> **EXERCISE INSTRUCTIONS**:
Only the lines from the one containing "What does this" to the end of the records belong in the answer; repeat them exactly and drop the pictures.

> **MATERIAL TO PROCESS**:
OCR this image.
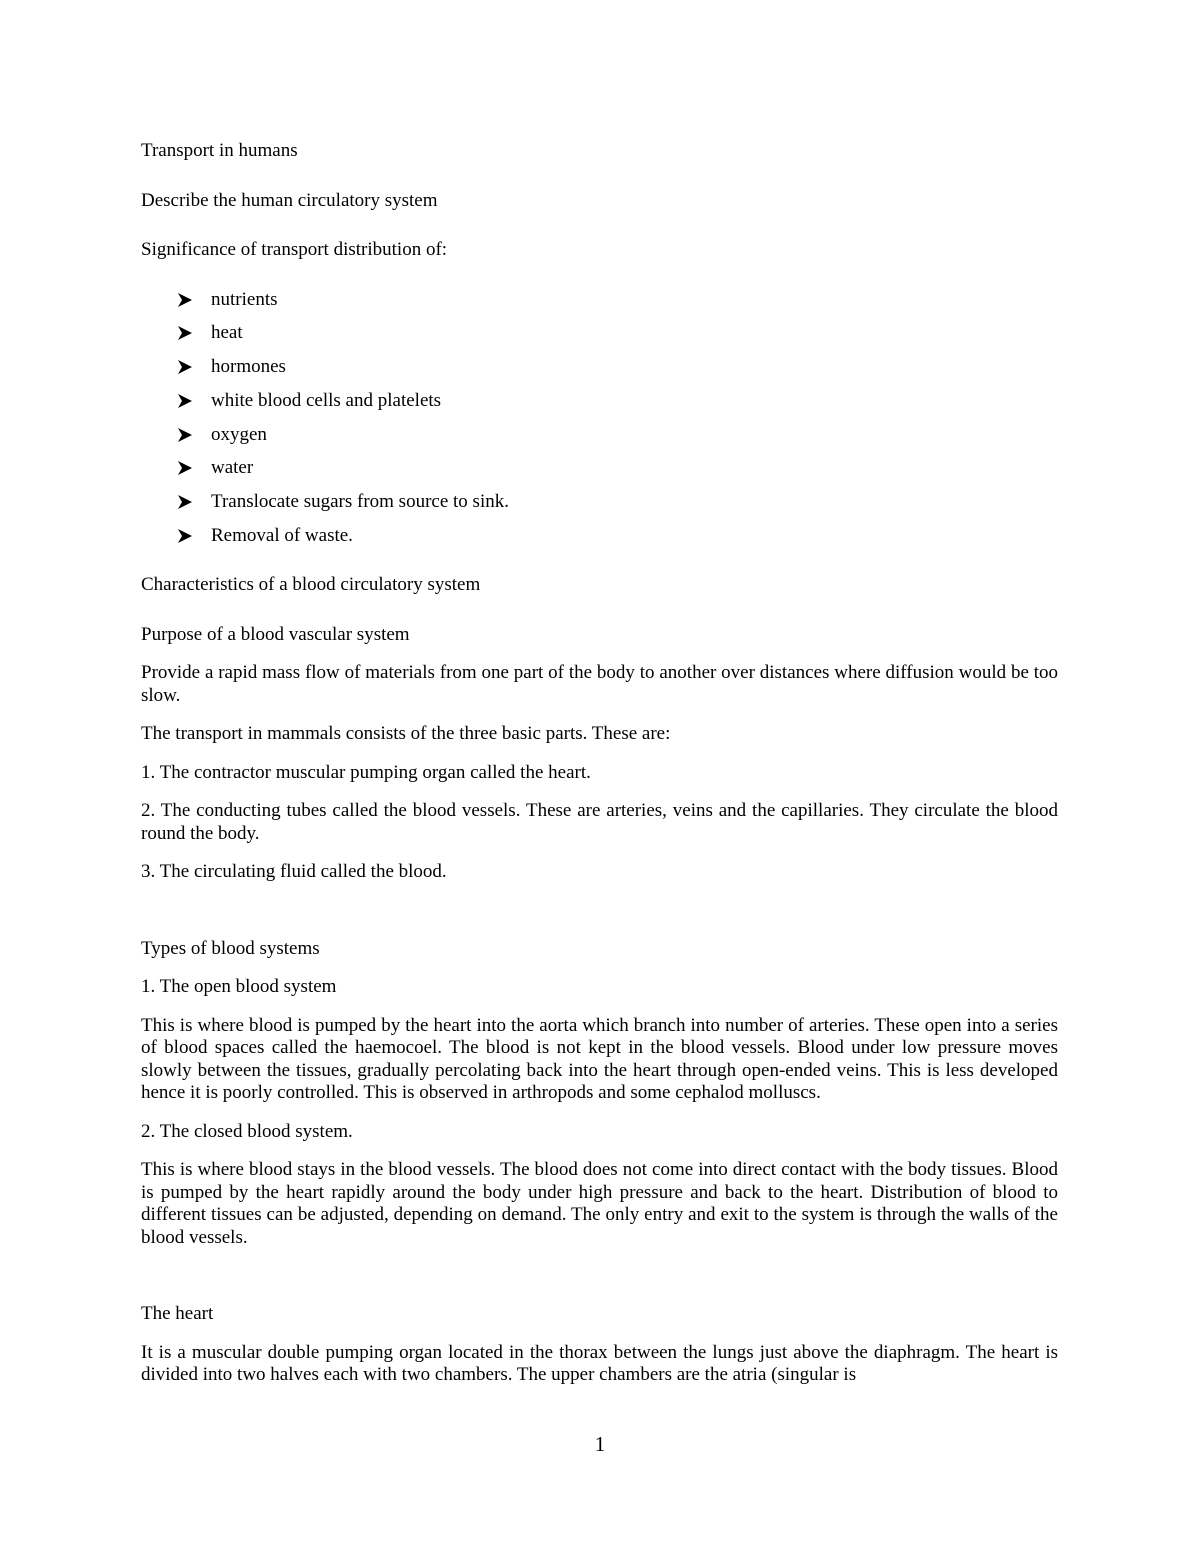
Transport in humans

Describe the human circulatory system

Significance of transport distribution of:

nutrients
heat
hormones
white blood cells and platelets
oxygen
water
Translocate sugars from source to sink.
Removal of waste.

Characteristics of a blood circulatory system

Purpose of a blood vascular system

Provide a rapid mass flow of materials from one part of the body to another over distances where diffusion would be too slow.

The transport in mammals consists of the three basic parts. These are:

1. The contractor muscular pumping organ called the heart.

2. The conducting tubes called the blood vessels. These are arteries, veins and the capillaries. They circulate the blood round the body.

3. The circulating fluid called the blood.

Types of blood systems

1. The open blood system

This is where blood is pumped by the heart into the aorta which branch into number of arteries. These open into a series of blood spaces called the haemocoel. The blood is not kept in the blood vessels. Blood under low pressure moves slowly between the tissues, gradually percolating back into the heart through open-ended veins. This is less developed hence it is poorly controlled. This is observed in arthropods and some cephalod molluscs.

2. The closed blood system.

This is where blood stays in the blood vessels. The blood does not come into direct contact with the body tissues. Blood is pumped by the heart rapidly around the body under high pressure and back to the heart. Distribution of blood to different tissues can be adjusted, depending on demand. The only entry and exit to the system is through the walls of the blood vessels.

The heart

It is a muscular double pumping organ located in the thorax between the lungs just above the diaphragm. The heart is divided into two halves each with two chambers. The upper chambers are the atria (singular is

1
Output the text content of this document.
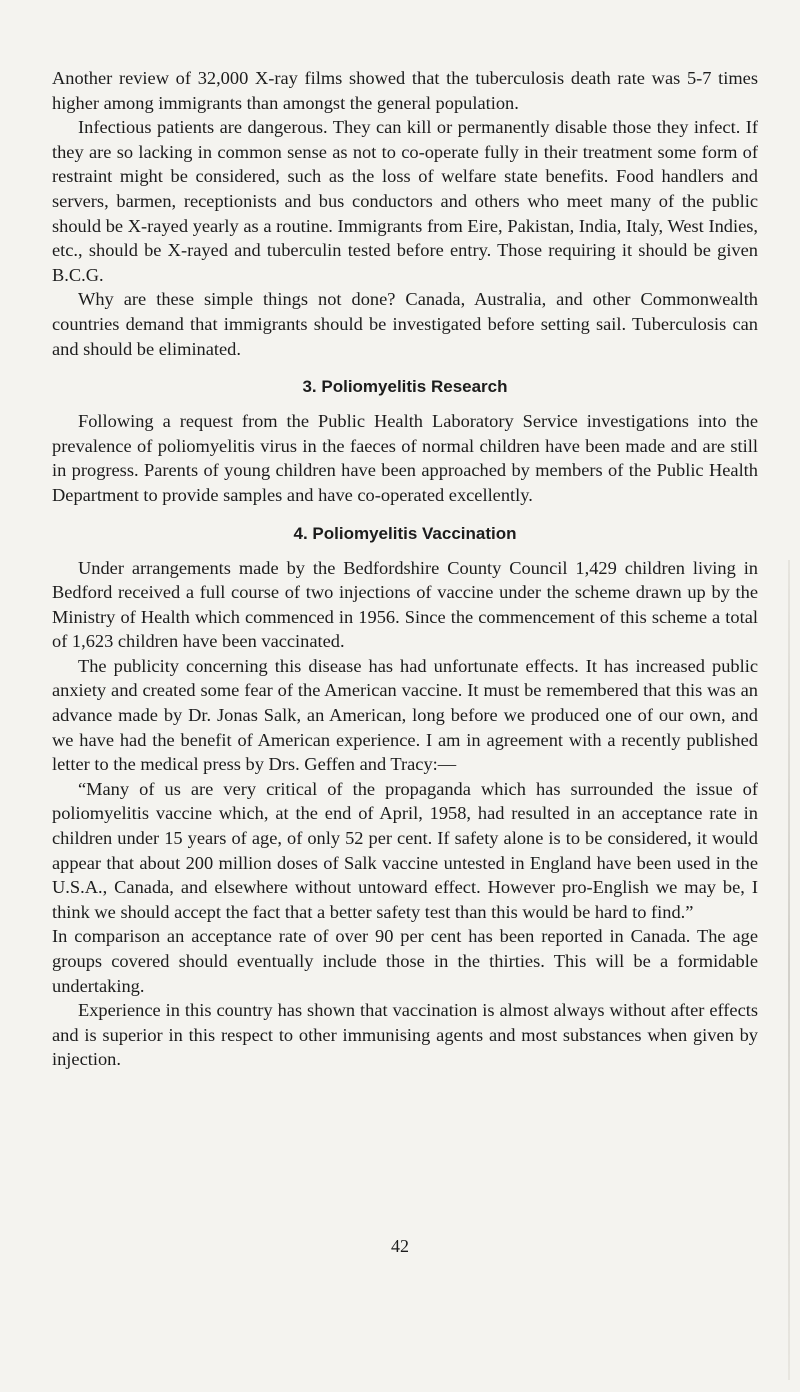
Another review of 32,000 X-ray films showed that the tuberculosis death rate was 5-7 times higher among immigrants than amongst the general population.

Infectious patients are dangerous. They can kill or permanently disable those they infect. If they are so lacking in common sense as not to co-operate fully in their treatment some form of restraint might be considered, such as the loss of welfare state benefits. Food handlers and servers, barmen, receptionists and bus conductors and others who meet many of the public should be X-rayed yearly as a routine. Immigrants from Eire, Pakistan, India, Italy, West Indies, etc., should be X-rayed and tuberculin tested before entry. Those requiring it should be given B.C.G.

Why are these simple things not done? Canada, Australia, and other Commonwealth countries demand that immigrants should be investigated before setting sail. Tuberculosis can and should be eliminated.

3. Poliomyelitis Research

Following a request from the Public Health Laboratory Service investigations into the prevalence of poliomyelitis virus in the faeces of normal children have been made and are still in progress. Parents of young children have been approached by members of the Public Health Department to provide samples and have co-operated excellently.

4. Poliomyelitis Vaccination

Under arrangements made by the Bedfordshire County Council 1,429 children living in Bedford received a full course of two injections of vaccine under the scheme drawn up by the Ministry of Health which commenced in 1956. Since the commencement of this scheme a total of 1,623 children have been vaccinated.

The publicity concerning this disease has had unfortunate effects. It has increased public anxiety and created some fear of the American vaccine. It must be remembered that this was an advance made by Dr. Jonas Salk, an American, long before we produced one of our own, and we have had the benefit of American experience. I am in agreement with a recently published letter to the medical press by Drs. Geffen and Tracy:—

“Many of us are very critical of the propaganda which has surrounded the issue of poliomyelitis vaccine which, at the end of April, 1958, had resulted in an acceptance rate in children under 15 years of age, of only 52 per cent. If safety alone is to be considered, it would appear that about 200 million doses of Salk vaccine untested in England have been used in the U.S.A., Canada, and elsewhere without untoward effect. However pro-English we may be, I think we should accept the fact that a better safety test than this would be hard to find.”

In comparison an acceptance rate of over 90 per cent has been reported in Canada. The age groups covered should eventually include those in the thirties. This will be a formidable undertaking.

Experience in this country has shown that vaccination is almost always without after effects and is superior in this respect to other immunising agents and most substances when given by injection.

42
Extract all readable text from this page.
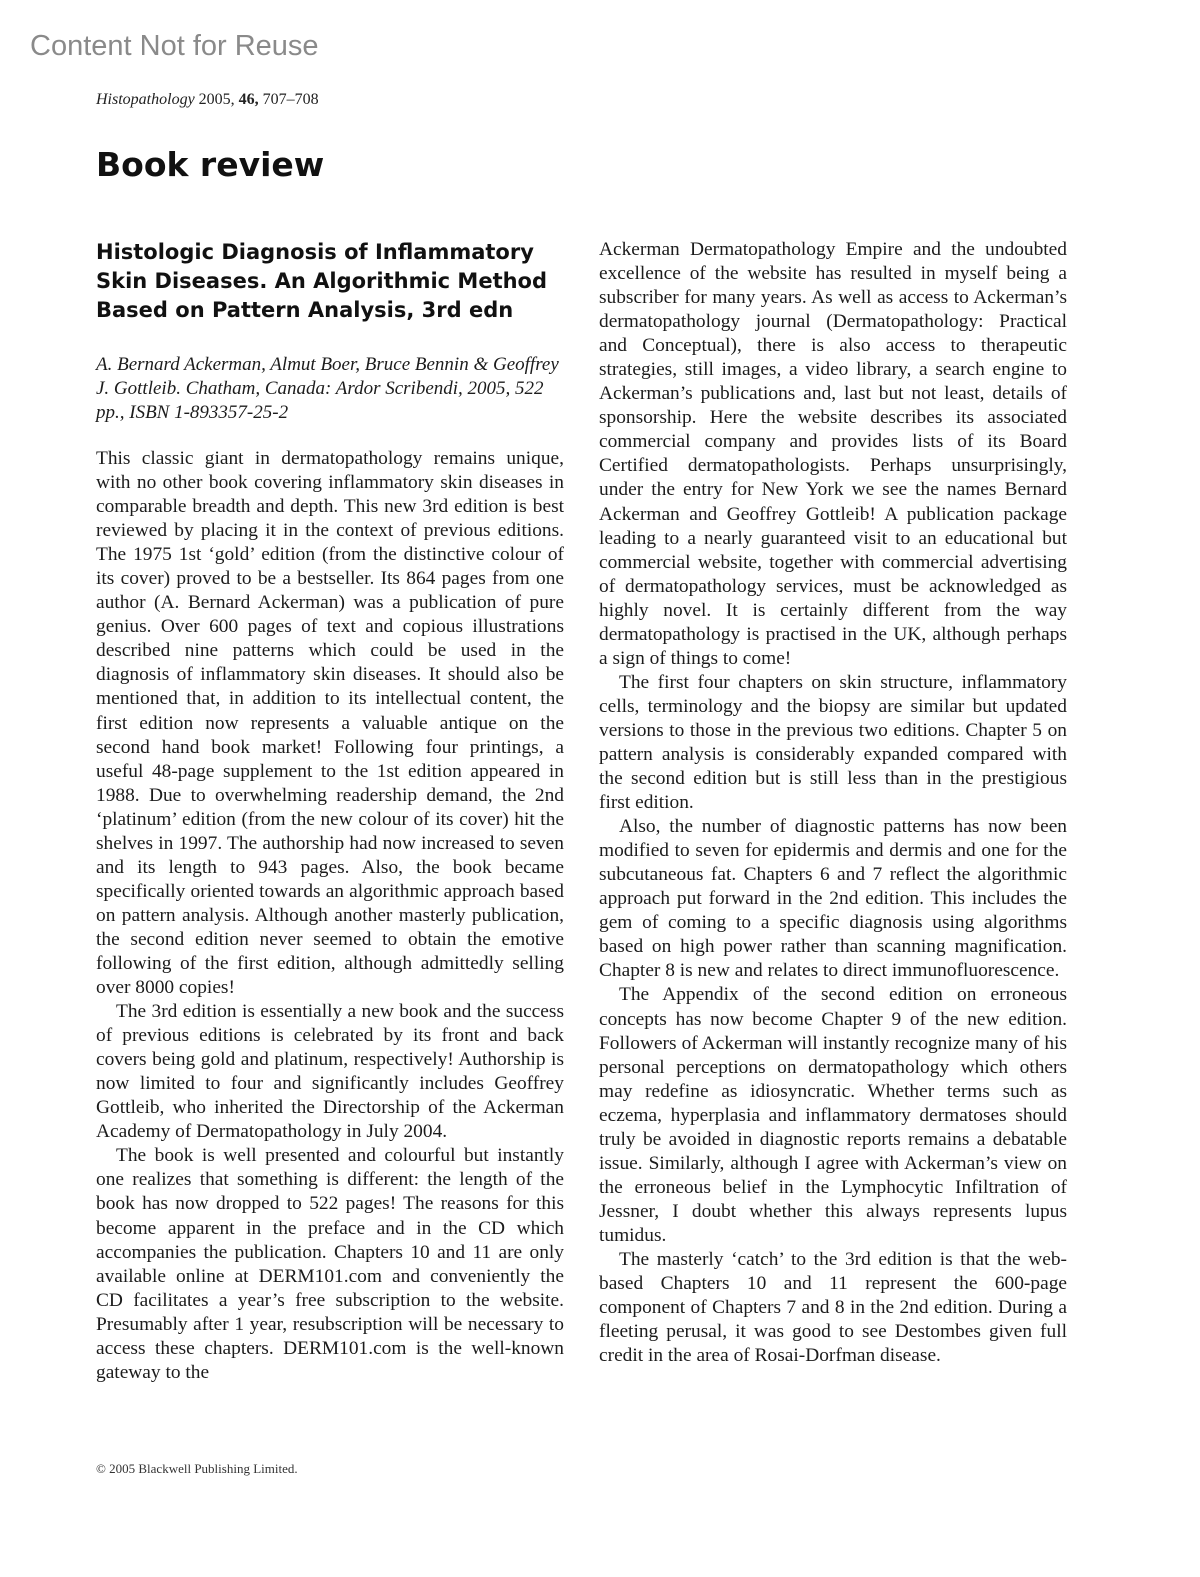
Content Not for Reuse
Histopathology 2005, 46, 707–708
Book review
Histologic Diagnosis of Inflammatory Skin Diseases. An Algorithmic Method Based on Pattern Analysis, 3rd edn

A. Bernard Ackerman, Almut Boer, Bruce Bennin & Geoffrey J. Gottleib. Chatham, Canada: Ardor Scribendi, 2005, 522 pp., ISBN 1-893357-25-2

This classic giant in dermatopathology remains unique, with no other book covering inflammatory skin diseases in comparable breadth and depth. This new 3rd edition is best reviewed by placing it in the context of previous editions. The 1975 1st ‘gold’ edition (from the distinctive colour of its cover) proved to be a bestseller. Its 864 pages from one author (A. Bernard Ackerman) was a publication of pure genius. Over 600 pages of text and copious illustrations described nine patterns which could be used in the diagnosis of inflammatory skin diseases. It should also be mentioned that, in addition to its intellectual content, the first edition now represents a valuable antique on the second hand book market! Following four printings, a useful 48-page supplement to the 1st edition appeared in 1988. Due to overwhelming readership demand, the 2nd ‘platinum’ edition (from the new colour of its cover) hit the shelves in 1997. The authorship had now increased to seven and its length to 943 pages. Also, the book became specifically oriented towards an algorithmic approach based on pattern analysis. Although another masterly publication, the second edition never seemed to obtain the emotive following of the first edition, although admittedly selling over 8000 copies!

The 3rd edition is essentially a new book and the success of previous editions is celebrated by its front and back covers being gold and platinum, respectively! Authorship is now limited to four and significantly includes Geoffrey Gottleib, who inherited the Directorship of the Ackerman Academy of Dermatopathology in July 2004.

The book is well presented and colourful but instantly one realizes that something is different: the length of the book has now dropped to 522 pages! The reasons for this become apparent in the preface and in the CD which accompanies the publication. Chapters 10 and 11 are only available online at DERM101.com and conveniently the CD facilitates a year’s free subscription to the website. Presumably after 1 year, resubscription will be necessary to access these chapters. DERM101.com is the well-known gateway to the

Ackerman Dermatopathology Empire and the undoubted excellence of the website has resulted in myself being a subscriber for many years. As well as access to Ackerman’s dermatopathology journal (Dermatopathology: Practical and Conceptual), there is also access to therapeutic strategies, still images, a video library, a search engine to Ackerman’s publications and, last but not least, details of sponsorship. Here the website describes its associated commercial company and provides lists of its Board Certified dermatopathologists. Perhaps unsurprisingly, under the entry for New York we see the names Bernard Ackerman and Geoffrey Gottleib! A publication package leading to a nearly guaranteed visit to an educational but commercial website, together with commercial advertising of dermatopathology services, must be acknowledged as highly novel. It is certainly different from the way dermatopathology is practised in the UK, although perhaps a sign of things to come!

The first four chapters on skin structure, inflammatory cells, terminology and the biopsy are similar but updated versions to those in the previous two editions. Chapter 5 on pattern analysis is considerably expanded compared with the second edition but is still less than in the prestigious first edition.

Also, the number of diagnostic patterns has now been modified to seven for epidermis and dermis and one for the subcutaneous fat. Chapters 6 and 7 reflect the algorithmic approach put forward in the 2nd edition. This includes the gem of coming to a specific diagnosis using algorithms based on high power rather than scanning magnification. Chapter 8 is new and relates to direct immunofluorescence.

The Appendix of the second edition on erroneous concepts has now become Chapter 9 of the new edition. Followers of Ackerman will instantly recognize many of his personal perceptions on dermatopathology which others may redefine as idiosyncratic. Whether terms such as eczema, hyperplasia and inflammatory dermatoses should truly be avoided in diagnostic reports remains a debatable issue. Similarly, although I agree with Ackerman’s view on the erroneous belief in the Lymphocytic Infiltration of Jessner, I doubt whether this always represents lupus tumidus.

The masterly ‘catch’ to the 3rd edition is that the web-based Chapters 10 and 11 represent the 600-page component of Chapters 7 and 8 in the 2nd edition. During a fleeting perusal, it was good to see Destombes given full credit in the area of Rosai-Dorfman disease.

© 2005 Blackwell Publishing Limited.
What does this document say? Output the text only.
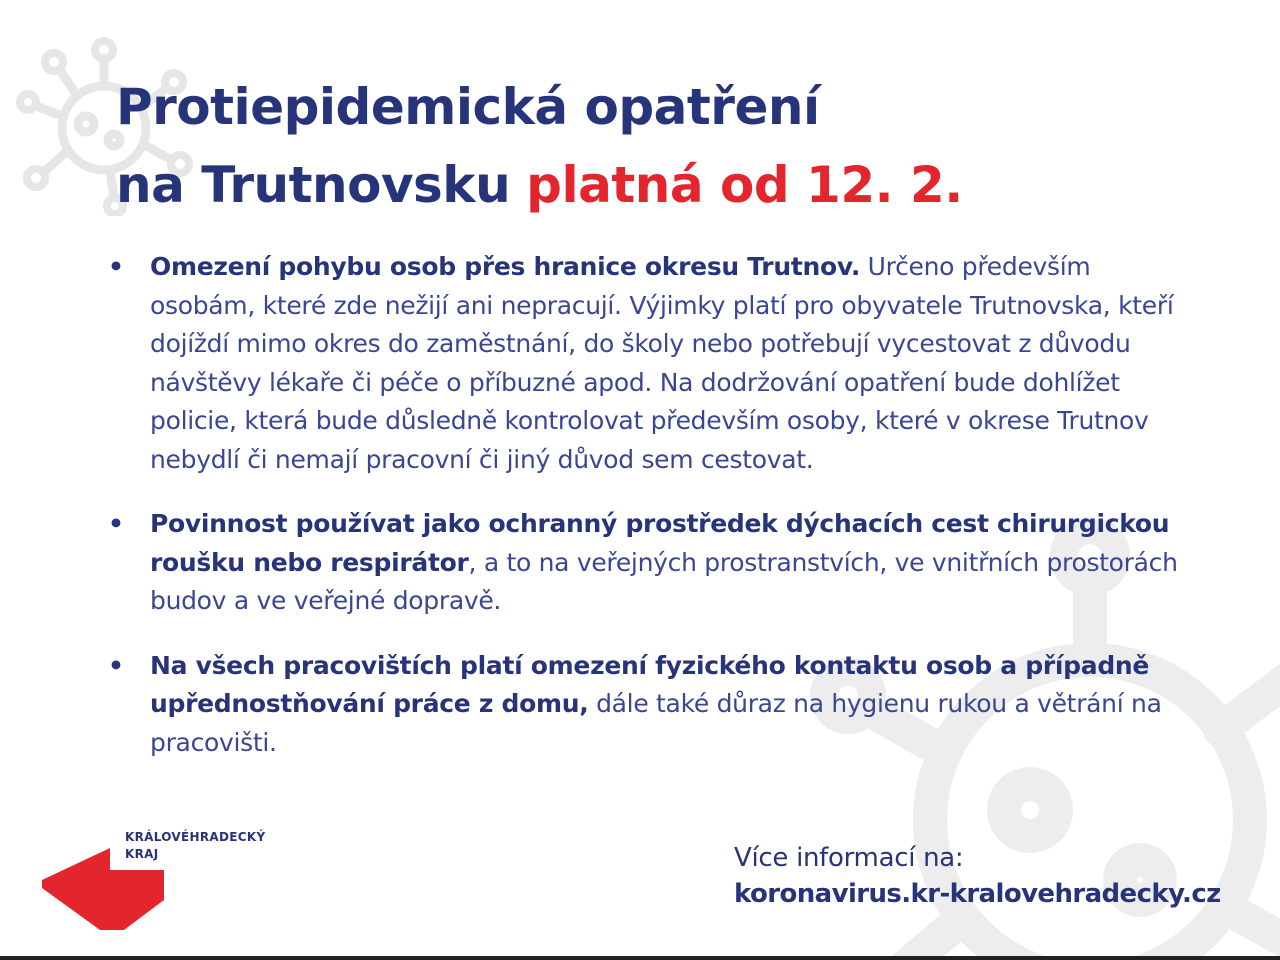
Protiepidemická opatření
na Trutnovsku platná od 12. 2.
• Omezení pohybu osob přes hranice okresu Trutnov. Určeno především osobám, které zde nežijí ani nepracují. Výjimky platí pro obyvatele Trutnovska, kteří dojíždí mimo okres do zaměstnání, do školy nebo potřebují vycestovat z důvodu návštěvy lékaře či péče o příbuzné apod. Na dodržování opatření bude dohlížet policie, která bude důsledně kontrolovat především osoby, které v okrese Trutnov nebydlí či nemají pracovní či jiný důvod sem cestovat.
• Povinnost používat jako ochranný prostředek dýchacích cest chirurgickou roušku nebo respirátor, a to na veřejných prostranstvích, ve vnitřních prostorách budov a ve veřejné dopravě.
• Na všech pracovištích platí omezení fyzického kontaktu osob a případně upřednostňování práce z domu, dále také důraz na hygienu rukou a větrání na pracovišti.
KRÁLOVÉHRADECKÝ
KRAJ	Více informací na:
koronavirus.kr-kralovehradecky.cz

> **PROBLEM SOLUTION**:
What does this document say? Output the text only.
Protiepidemická opatření
na Trutnovsku platná od 12. 2.
• Omezení pohybu osob přes hranice okresu Trutnov. Určeno především osobám, které zde nežijí ani nepracují. Výjimky platí pro obyvatele Trutnovska, kteří dojíždí mimo okres do zaměstnání, do školy nebo potřebují vycestovat z důvodu návštěvy lékaře či péče o příbuzné apod. Na dodržování opatření bude dohlížet policie, která bude důsledně kontrolovat především osoby, které v okrese Trutnov nebydlí či nemají pracovní či jiný důvod sem cestovat.
• Povinnost používat jako ochranný prostředek dýchacích cest chirurgickou roušku nebo respirátor, a to na veřejných prostranstvích, ve vnitřních prostorách budov a ve veřejné dopravě.
• Na všech pracovištích platí omezení fyzického kontaktu osob a případně upřednostňování práce z domu, dále také důraz na hygienu rukou a větrání na pracovišti.
KRÁLOVÉHRADECKÝ
KRAJ	Více informací na:
koronavirus.kr-kralovehradecky.cz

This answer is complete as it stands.